Short problem | Print every line of the records below without changing a character, and leave the pictures out.

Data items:

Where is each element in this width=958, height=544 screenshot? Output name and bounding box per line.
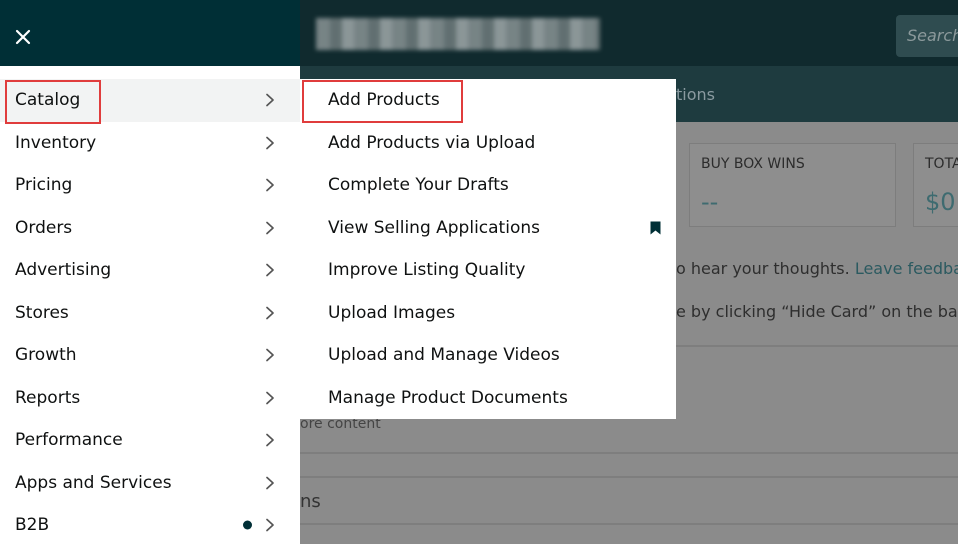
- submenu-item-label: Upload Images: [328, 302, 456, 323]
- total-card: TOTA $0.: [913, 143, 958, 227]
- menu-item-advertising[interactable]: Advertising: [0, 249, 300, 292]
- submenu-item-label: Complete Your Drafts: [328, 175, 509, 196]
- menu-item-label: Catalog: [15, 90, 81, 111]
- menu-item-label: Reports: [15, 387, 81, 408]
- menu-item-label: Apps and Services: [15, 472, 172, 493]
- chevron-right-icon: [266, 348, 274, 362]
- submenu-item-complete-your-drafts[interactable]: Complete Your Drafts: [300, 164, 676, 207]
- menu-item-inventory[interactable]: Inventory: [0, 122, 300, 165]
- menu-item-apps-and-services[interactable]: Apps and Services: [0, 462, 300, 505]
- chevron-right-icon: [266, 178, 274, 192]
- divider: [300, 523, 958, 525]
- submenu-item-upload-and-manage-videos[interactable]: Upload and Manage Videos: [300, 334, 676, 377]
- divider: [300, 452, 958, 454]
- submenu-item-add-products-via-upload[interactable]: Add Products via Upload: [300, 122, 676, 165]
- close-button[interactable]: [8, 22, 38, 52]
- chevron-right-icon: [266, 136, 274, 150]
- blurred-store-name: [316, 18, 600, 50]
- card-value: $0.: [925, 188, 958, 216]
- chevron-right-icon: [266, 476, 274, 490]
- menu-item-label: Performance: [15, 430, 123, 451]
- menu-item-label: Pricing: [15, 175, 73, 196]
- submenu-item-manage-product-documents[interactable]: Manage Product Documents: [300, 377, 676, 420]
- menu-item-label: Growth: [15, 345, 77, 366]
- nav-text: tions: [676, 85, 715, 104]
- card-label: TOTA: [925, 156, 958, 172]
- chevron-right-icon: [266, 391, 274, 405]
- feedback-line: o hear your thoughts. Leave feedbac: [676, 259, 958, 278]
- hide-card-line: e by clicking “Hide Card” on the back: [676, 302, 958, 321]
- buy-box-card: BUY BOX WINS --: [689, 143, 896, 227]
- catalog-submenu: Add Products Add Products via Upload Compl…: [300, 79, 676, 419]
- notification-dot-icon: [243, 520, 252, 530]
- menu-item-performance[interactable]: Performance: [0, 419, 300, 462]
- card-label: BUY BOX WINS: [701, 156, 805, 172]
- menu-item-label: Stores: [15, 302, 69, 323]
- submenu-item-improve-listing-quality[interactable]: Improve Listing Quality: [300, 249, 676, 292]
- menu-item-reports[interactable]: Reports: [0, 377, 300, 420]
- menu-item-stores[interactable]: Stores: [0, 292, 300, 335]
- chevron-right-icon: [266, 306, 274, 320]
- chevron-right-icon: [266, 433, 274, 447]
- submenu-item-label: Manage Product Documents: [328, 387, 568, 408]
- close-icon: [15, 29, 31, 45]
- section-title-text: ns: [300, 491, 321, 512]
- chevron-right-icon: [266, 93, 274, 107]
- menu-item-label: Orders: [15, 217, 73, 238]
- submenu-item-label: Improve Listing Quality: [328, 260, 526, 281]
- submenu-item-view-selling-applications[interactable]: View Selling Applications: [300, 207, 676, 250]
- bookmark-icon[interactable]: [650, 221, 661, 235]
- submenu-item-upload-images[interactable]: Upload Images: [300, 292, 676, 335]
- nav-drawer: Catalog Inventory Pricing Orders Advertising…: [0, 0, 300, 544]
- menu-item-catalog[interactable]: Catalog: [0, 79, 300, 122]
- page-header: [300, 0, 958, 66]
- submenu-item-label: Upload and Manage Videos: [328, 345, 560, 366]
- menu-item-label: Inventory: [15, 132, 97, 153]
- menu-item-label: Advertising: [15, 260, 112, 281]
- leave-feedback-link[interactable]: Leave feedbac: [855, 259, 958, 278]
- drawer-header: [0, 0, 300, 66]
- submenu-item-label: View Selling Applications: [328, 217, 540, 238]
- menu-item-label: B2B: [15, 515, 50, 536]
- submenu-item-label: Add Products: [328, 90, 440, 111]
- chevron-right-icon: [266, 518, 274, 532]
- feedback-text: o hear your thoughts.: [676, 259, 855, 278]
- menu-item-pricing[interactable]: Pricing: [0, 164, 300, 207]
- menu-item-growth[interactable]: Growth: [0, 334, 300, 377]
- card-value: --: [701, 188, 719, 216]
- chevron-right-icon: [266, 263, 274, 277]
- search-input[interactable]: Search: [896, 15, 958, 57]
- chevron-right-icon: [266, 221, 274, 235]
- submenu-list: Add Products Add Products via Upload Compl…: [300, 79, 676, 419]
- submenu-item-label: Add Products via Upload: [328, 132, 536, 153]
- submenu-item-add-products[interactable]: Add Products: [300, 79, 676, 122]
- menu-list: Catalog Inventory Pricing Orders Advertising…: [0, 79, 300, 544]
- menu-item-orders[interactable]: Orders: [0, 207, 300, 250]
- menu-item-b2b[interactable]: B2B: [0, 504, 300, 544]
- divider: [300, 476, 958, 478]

Output of the task |
Where is each element in this width=958, height=544 screenshot? Output name and bounding box per line.
- submenu-item-label: Upload Images: [328, 302, 456, 323]
- total-card: TOTA $0.: [913, 143, 958, 227]
- menu-item-advertising[interactable]: Advertising: [0, 249, 300, 292]
- submenu-item-label: Complete Your Drafts: [328, 175, 509, 196]
- menu-item-label: Catalog: [15, 90, 81, 111]
- menu-item-label: Reports: [15, 387, 81, 408]
- menu-item-label: Apps and Services: [15, 472, 172, 493]
- chevron-right-icon: [266, 348, 274, 362]
- submenu-item-complete-your-drafts[interactable]: Complete Your Drafts: [300, 164, 676, 207]
- menu-item-inventory[interactable]: Inventory: [0, 122, 300, 165]
- menu-item-apps-and-services[interactable]: Apps and Services: [0, 462, 300, 505]
- chevron-right-icon: [266, 178, 274, 192]
- divider: [300, 523, 958, 525]
- submenu-item-upload-and-manage-videos[interactable]: Upload and Manage Videos: [300, 334, 676, 377]
- divider: [300, 452, 958, 454]
- submenu-item-add-products-via-upload[interactable]: Add Products via Upload: [300, 122, 676, 165]
- close-button[interactable]: [8, 22, 38, 52]
- chevron-right-icon: [266, 136, 274, 150]
- blurred-store-name: [316, 18, 600, 50]
- card-value: $0.: [925, 188, 958, 216]
- chevron-right-icon: [266, 476, 274, 490]
- menu-item-label: Performance: [15, 430, 123, 451]
- menu-item-label: Pricing: [15, 175, 73, 196]
- submenu-item-manage-product-documents[interactable]: Manage Product Documents: [300, 377, 676, 420]
- menu-item-label: Growth: [15, 345, 77, 366]
- nav-text: tions: [676, 85, 715, 104]
- card-label: TOTA: [925, 156, 958, 172]
- chevron-right-icon: [266, 391, 274, 405]
- feedback-line: o hear your thoughts. Leave feedbac: [676, 259, 958, 278]
- hide-card-line: e by clicking “Hide Card” on the back: [676, 302, 958, 321]
- buy-box-card: BUY BOX WINS --: [689, 143, 896, 227]
- catalog-submenu: Add Products Add Products via Upload Compl…: [300, 79, 676, 419]
- notification-dot-icon: [243, 520, 252, 530]
- menu-item-performance[interactable]: Performance: [0, 419, 300, 462]
- card-label: BUY BOX WINS: [701, 156, 805, 172]
- menu-item-label: Stores: [15, 302, 69, 323]
- submenu-item-improve-listing-quality[interactable]: Improve Listing Quality: [300, 249, 676, 292]
- menu-item-reports[interactable]: Reports: [0, 377, 300, 420]
- menu-item-stores[interactable]: Stores: [0, 292, 300, 335]
- chevron-right-icon: [266, 306, 274, 320]
- chevron-right-icon: [266, 433, 274, 447]
- submenu-item-label: Manage Product Documents: [328, 387, 568, 408]
- close-icon: [15, 29, 31, 45]
- section-title-text: ns: [300, 491, 321, 512]
- chevron-right-icon: [266, 93, 274, 107]
- menu-item-label: Orders: [15, 217, 73, 238]
- submenu-item-label: Improve Listing Quality: [328, 260, 526, 281]
- submenu-item-view-selling-applications[interactable]: View Selling Applications: [300, 207, 676, 250]
- bookmark-icon[interactable]: [650, 221, 661, 235]
- submenu-item-upload-images[interactable]: Upload Images: [300, 292, 676, 335]
- nav-drawer: Catalog Inventory Pricing Orders Advertising…: [0, 0, 300, 544]
- menu-item-catalog[interactable]: Catalog: [0, 79, 300, 122]
- page-header: [300, 0, 958, 66]
- submenu-item-label: Upload and Manage Videos: [328, 345, 560, 366]
- menu-item-label: Inventory: [15, 132, 97, 153]
- menu-item-label: Advertising: [15, 260, 112, 281]
- leave-feedback-link[interactable]: Leave feedbac: [855, 259, 958, 278]
- drawer-header: [0, 0, 300, 66]
- submenu-item-label: View Selling Applications: [328, 217, 540, 238]
- menu-item-label: B2B: [15, 515, 50, 536]
- submenu-item-label: Add Products: [328, 90, 440, 111]
- chevron-right-icon: [266, 518, 274, 532]
- feedback-text: o hear your thoughts.: [676, 259, 855, 278]
- menu-item-pricing[interactable]: Pricing: [0, 164, 300, 207]
- menu-item-growth[interactable]: Growth: [0, 334, 300, 377]
- card-value: --: [701, 188, 719, 216]
- chevron-right-icon: [266, 263, 274, 277]
- search-input[interactable]: Search: [896, 15, 958, 57]
- chevron-right-icon: [266, 221, 274, 235]
- submenu-list: Add Products Add Products via Upload Compl…: [300, 79, 676, 419]
- submenu-item-label: Add Products via Upload: [328, 132, 536, 153]
- submenu-item-add-products[interactable]: Add Products: [300, 79, 676, 122]
- menu-list: Catalog Inventory Pricing Orders Advertising…: [0, 79, 300, 544]
- menu-item-orders[interactable]: Orders: [0, 207, 300, 250]
- menu-item-b2b[interactable]: B2B: [0, 504, 300, 544]
- divider: [300, 476, 958, 478]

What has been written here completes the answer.